Stated exercise: Return all of the entries exactly, with nothing added or left out.
--- start of Data provided ---
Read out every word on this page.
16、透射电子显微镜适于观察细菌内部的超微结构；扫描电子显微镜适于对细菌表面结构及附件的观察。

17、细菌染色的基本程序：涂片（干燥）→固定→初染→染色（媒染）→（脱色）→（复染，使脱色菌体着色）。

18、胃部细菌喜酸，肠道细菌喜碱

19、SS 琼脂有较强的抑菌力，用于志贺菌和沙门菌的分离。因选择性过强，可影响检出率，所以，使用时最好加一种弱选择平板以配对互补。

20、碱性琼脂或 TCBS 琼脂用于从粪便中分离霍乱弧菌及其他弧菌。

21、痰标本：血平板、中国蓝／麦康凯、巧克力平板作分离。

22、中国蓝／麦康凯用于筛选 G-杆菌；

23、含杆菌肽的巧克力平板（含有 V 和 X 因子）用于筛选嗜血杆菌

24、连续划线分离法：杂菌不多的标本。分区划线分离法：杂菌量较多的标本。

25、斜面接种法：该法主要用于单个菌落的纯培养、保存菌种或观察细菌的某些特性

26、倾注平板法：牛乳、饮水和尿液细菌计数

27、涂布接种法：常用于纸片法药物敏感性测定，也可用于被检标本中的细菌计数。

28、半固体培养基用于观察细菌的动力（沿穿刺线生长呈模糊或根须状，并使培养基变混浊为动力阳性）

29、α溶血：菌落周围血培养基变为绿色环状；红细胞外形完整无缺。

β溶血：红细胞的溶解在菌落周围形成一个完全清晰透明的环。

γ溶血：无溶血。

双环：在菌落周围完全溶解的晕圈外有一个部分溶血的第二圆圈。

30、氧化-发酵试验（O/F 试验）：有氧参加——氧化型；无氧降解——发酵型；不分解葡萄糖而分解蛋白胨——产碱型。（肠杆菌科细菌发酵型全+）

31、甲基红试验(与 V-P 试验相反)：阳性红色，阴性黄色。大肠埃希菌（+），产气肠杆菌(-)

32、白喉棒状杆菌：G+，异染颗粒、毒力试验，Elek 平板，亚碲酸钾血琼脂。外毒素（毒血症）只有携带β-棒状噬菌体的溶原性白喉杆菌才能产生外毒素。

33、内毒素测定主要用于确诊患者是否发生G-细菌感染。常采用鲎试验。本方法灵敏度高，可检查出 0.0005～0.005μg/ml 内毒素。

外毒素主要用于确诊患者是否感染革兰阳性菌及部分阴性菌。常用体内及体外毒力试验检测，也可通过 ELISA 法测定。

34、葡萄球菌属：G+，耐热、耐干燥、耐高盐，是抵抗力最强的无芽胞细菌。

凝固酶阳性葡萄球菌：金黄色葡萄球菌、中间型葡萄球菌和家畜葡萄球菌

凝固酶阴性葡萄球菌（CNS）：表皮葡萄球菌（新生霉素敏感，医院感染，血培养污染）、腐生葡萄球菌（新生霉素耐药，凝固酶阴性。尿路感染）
--- end of Data provided ---
The answer:
Read out every word on this page.
16、透射电子显微镜适于观察细菌内部的超微结构；扫描电子显微镜适于对细菌表面结构及附件的观察。

17、细菌染色的基本程序：涂片（干燥）→固定→初染→染色（媒染）→（脱色）→（复染，使脱色菌体着色）。

18、胃部细菌喜酸，肠道细菌喜碱

19、SS 琼脂有较强的抑菌力，用于志贺菌和沙门菌的分离。因选择性过强，可影响检出率，所以，使用时最好加一种弱选择平板以配对互补。

20、碱性琼脂或 TCBS 琼脂用于从粪便中分离霍乱弧菌及其他弧菌。

21、痰标本：血平板、中国蓝／麦康凯、巧克力平板作分离。

22、中国蓝／麦康凯用于筛选 G-杆菌；

23、含杆菌肽的巧克力平板（含有 V 和 X 因子）用于筛选嗜血杆菌

24、连续划线分离法：杂菌不多的标本。分区划线分离法：杂菌量较多的标本。

25、斜面接种法：该法主要用于单个菌落的纯培养、保存菌种或观察细菌的某些特性

26、倾注平板法：牛乳、饮水和尿液细菌计数

27、涂布接种法：常用于纸片法药物敏感性测定，也可用于被检标本中的细菌计数。

28、半固体培养基用于观察细菌的动力（沿穿刺线生长呈模糊或根须状，并使培养基变混浊为动力阳性）

29、α溶血：菌落周围血培养基变为绿色环状；红细胞外形完整无缺。

β溶血：红细胞的溶解在菌落周围形成一个完全清晰透明的环。

γ溶血：无溶血。

双环：在菌落周围完全溶解的晕圈外有一个部分溶血的第二圆圈。

30、氧化-发酵试验（O/F 试验）：有氧参加——氧化型；无氧降解——发酵型；不分解葡萄糖而分解蛋白胨——产碱型。（肠杆菌科细菌发酵型全+）

31、甲基红试验(与 V-P 试验相反)：阳性红色，阴性黄色。大肠埃希菌（+），产气肠杆菌(-)

32、白喉棒状杆菌：G+，异染颗粒、毒力试验，Elek 平板，亚碲酸钾血琼脂。外毒素（毒血症）只有携带β-棒状噬菌体的溶原性白喉杆菌才能产生外毒素。

33、内毒素测定主要用于确诊患者是否发生G-细菌感染。常采用鲎试验。本方法灵敏度高，可检查出 0.0005～0.005μg/ml 内毒素。

外毒素主要用于确诊患者是否感染革兰阳性菌及部分阴性菌。常用体内及体外毒力试验检测，也可通过 ELISA 法测定。

34、葡萄球菌属：G+，耐热、耐干燥、耐高盐，是抵抗力最强的无芽胞细菌。

凝固酶阳性葡萄球菌：金黄色葡萄球菌、中间型葡萄球菌和家畜葡萄球菌

凝固酶阴性葡萄球菌（CNS）：表皮葡萄球菌（新生霉素敏感，医院感染，血培养污染）、腐生葡萄球菌（新生霉素耐药，凝固酶阴性。尿路感染）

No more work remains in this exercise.